Dataset records:
......
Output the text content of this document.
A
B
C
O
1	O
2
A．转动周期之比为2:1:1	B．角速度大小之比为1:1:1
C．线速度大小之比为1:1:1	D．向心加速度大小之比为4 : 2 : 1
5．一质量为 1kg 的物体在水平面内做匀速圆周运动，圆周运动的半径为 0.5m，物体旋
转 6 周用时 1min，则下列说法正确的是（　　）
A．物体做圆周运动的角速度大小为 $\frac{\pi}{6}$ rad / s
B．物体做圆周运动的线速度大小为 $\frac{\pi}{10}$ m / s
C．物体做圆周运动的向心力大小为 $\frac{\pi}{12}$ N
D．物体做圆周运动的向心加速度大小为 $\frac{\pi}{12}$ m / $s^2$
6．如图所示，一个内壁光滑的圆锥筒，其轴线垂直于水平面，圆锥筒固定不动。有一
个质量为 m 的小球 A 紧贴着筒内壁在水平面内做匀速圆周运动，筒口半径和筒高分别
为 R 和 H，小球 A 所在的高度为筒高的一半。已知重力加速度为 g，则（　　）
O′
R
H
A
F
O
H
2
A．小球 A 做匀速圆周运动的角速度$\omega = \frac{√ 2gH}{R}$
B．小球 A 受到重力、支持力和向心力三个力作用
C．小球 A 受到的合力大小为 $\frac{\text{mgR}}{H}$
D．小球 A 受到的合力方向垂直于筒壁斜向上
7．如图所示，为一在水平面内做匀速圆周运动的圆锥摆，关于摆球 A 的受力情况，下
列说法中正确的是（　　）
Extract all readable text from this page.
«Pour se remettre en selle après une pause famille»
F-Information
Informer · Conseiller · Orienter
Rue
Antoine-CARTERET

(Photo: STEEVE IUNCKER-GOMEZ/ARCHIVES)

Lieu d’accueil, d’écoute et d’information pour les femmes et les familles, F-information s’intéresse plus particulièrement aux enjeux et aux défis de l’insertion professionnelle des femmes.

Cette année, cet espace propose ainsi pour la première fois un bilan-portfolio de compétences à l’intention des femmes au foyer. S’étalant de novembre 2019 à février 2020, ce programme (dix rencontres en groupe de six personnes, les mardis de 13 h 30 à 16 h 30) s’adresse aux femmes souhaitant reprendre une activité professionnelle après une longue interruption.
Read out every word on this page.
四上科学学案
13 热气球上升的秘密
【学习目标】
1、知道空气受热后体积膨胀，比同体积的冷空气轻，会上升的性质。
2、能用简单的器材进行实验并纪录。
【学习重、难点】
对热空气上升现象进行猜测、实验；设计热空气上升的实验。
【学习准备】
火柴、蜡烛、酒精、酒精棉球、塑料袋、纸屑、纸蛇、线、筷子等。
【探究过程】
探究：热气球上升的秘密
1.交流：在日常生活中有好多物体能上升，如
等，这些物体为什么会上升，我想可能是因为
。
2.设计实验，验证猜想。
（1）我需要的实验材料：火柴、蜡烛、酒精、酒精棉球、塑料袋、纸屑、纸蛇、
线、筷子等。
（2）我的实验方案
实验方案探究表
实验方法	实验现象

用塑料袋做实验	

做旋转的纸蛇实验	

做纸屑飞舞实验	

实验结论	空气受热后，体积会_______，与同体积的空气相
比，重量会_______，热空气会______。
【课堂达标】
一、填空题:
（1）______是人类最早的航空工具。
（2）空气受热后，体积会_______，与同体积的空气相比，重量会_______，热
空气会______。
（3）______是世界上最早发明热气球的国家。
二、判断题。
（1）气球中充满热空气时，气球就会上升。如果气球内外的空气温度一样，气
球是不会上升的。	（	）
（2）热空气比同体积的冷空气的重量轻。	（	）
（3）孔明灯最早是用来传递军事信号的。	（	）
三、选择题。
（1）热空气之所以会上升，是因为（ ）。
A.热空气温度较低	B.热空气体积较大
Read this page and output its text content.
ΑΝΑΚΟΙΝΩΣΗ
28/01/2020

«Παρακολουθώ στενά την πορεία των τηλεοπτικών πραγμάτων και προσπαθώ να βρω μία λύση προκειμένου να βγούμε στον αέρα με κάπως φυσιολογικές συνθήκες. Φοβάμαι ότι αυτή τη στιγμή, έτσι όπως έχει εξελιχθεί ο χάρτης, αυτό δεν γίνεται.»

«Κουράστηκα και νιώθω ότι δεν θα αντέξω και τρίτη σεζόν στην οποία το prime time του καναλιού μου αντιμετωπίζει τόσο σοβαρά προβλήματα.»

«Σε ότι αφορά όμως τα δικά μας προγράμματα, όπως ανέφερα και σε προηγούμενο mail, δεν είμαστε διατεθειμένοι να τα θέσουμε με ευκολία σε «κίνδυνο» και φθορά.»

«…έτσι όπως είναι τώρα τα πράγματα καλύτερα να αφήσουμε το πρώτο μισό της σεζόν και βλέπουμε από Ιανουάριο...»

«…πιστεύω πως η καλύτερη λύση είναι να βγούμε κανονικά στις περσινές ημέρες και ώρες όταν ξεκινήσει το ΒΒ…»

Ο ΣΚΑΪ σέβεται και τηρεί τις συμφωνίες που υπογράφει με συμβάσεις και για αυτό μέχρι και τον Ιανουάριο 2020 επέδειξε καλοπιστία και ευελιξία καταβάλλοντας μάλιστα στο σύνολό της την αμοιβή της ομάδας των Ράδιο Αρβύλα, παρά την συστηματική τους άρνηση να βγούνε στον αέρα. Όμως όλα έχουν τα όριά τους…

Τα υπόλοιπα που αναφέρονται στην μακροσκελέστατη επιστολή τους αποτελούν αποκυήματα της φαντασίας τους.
......
WHAT TO DO: Could you reproduce every record above exactly as it appears?

ANSWER TO THE EXERCISE:
Output the text content of this document.
A
B
C
O
1	O
2
A．转动周期之比为2:1:1	B．角速度大小之比为1:1:1
C．线速度大小之比为1:1:1	D．向心加速度大小之比为4 : 2 : 1
5．一质量为 1kg 的物体在水平面内做匀速圆周运动，圆周运动的半径为 0.5m，物体旋
转 6 周用时 1min，则下列说法正确的是（　　）
A．物体做圆周运动的角速度大小为 $\frac{\pi}{6}$ rad / s
B．物体做圆周运动的线速度大小为 $\frac{\pi}{10}$ m / s
C．物体做圆周运动的向心力大小为 $\frac{\pi}{12}$ N
D．物体做圆周运动的向心加速度大小为 $\frac{\pi}{12}$ m / $s^2$
6．如图所示，一个内壁光滑的圆锥筒，其轴线垂直于水平面，圆锥筒固定不动。有一
个质量为 m 的小球 A 紧贴着筒内壁在水平面内做匀速圆周运动，筒口半径和筒高分别
为 R 和 H，小球 A 所在的高度为筒高的一半。已知重力加速度为 g，则（　　）
O′
R
H
A
F
O
H
2
A．小球 A 做匀速圆周运动的角速度$\omega = \frac{√ 2gH}{R}$
B．小球 A 受到重力、支持力和向心力三个力作用
C．小球 A 受到的合力大小为 $\frac{\text{mgR}}{H}$
D．小球 A 受到的合力方向垂直于筒壁斜向上
7．如图所示，为一在水平面内做匀速圆周运动的圆锥摆，关于摆球 A 的受力情况，下
列说法中正确的是（　　）
Extract all readable text from this page.
«Pour se remettre en selle après une pause famille»
F-Information
Informer · Conseiller · Orienter
Rue
Antoine-CARTERET

(Photo: STEEVE IUNCKER-GOMEZ/ARCHIVES)

Lieu d’accueil, d’écoute et d’information pour les femmes et les familles, F-information s’intéresse plus particulièrement aux enjeux et aux défis de l’insertion professionnelle des femmes.

Cette année, cet espace propose ainsi pour la première fois un bilan-portfolio de compétences à l’intention des femmes au foyer. S’étalant de novembre 2019 à février 2020, ce programme (dix rencontres en groupe de six personnes, les mardis de 13 h 30 à 16 h 30) s’adresse aux femmes souhaitant reprendre une activité professionnelle après une longue interruption.
Read out every word on this page.
四上科学学案
13 热气球上升的秘密
【学习目标】
1、知道空气受热后体积膨胀，比同体积的冷空气轻，会上升的性质。
2、能用简单的器材进行实验并纪录。
【学习重、难点】
对热空气上升现象进行猜测、实验；设计热空气上升的实验。
【学习准备】
火柴、蜡烛、酒精、酒精棉球、塑料袋、纸屑、纸蛇、线、筷子等。
【探究过程】
探究：热气球上升的秘密
1.交流：在日常生活中有好多物体能上升，如
等，这些物体为什么会上升，我想可能是因为
。
2.设计实验，验证猜想。
（1）我需要的实验材料：火柴、蜡烛、酒精、酒精棉球、塑料袋、纸屑、纸蛇、
线、筷子等。
（2）我的实验方案
实验方案探究表
实验方法	实验现象

用塑料袋做实验	

做旋转的纸蛇实验	

做纸屑飞舞实验	

实验结论	空气受热后，体积会_______，与同体积的空气相
比，重量会_______，热空气会______。
【课堂达标】
一、填空题:
（1）______是人类最早的航空工具。
（2）空气受热后，体积会_______，与同体积的空气相比，重量会_______，热
空气会______。
（3）______是世界上最早发明热气球的国家。
二、判断题。
（1）气球中充满热空气时，气球就会上升。如果气球内外的空气温度一样，气
球是不会上升的。	（	）
（2）热空气比同体积的冷空气的重量轻。	（	）
（3）孔明灯最早是用来传递军事信号的。	（	）
三、选择题。
（1）热空气之所以会上升，是因为（ ）。
A.热空气温度较低	B.热空气体积较大
Read this page and output its text content.
ΑΝΑΚΟΙΝΩΣΗ
28/01/2020

«Παρακολουθώ στενά την πορεία των τηλεοπτικών πραγμάτων και προσπαθώ να βρω μία λύση προκειμένου να βγούμε στον αέρα με κάπως φυσιολογικές συνθήκες. Φοβάμαι ότι αυτή τη στιγμή, έτσι όπως έχει εξελιχθεί ο χάρτης, αυτό δεν γίνεται.»

«Κουράστηκα και νιώθω ότι δεν θα αντέξω και τρίτη σεζόν στην οποία το prime time του καναλιού μου αντιμετωπίζει τόσο σοβαρά προβλήματα.»

«Σε ότι αφορά όμως τα δικά μας προγράμματα, όπως ανέφερα και σε προηγούμενο mail, δεν είμαστε διατεθειμένοι να τα θέσουμε με ευκολία σε «κίνδυνο» και φθορά.»

«…έτσι όπως είναι τώρα τα πράγματα καλύτερα να αφήσουμε το πρώτο μισό της σεζόν και βλέπουμε από Ιανουάριο...»

«…πιστεύω πως η καλύτερη λύση είναι να βγούμε κανονικά στις περσινές ημέρες και ώρες όταν ξεκινήσει το ΒΒ…»

Ο ΣΚΑΪ σέβεται και τηρεί τις συμφωνίες που υπογράφει με συμβάσεις και για αυτό μέχρι και τον Ιανουάριο 2020 επέδειξε καλοπιστία και ευελιξία καταβάλλοντας μάλιστα στο σύνολό της την αμοιβή της ομάδας των Ράδιο Αρβύλα, παρά την συστηματική τους άρνηση να βγούνε στον αέρα. Όμως όλα έχουν τα όριά τους…

Τα υπόλοιπα που αναφέρονται στην μακροσκελέστατη επιστολή τους αποτελούν αποκυήματα της φαντασίας τους.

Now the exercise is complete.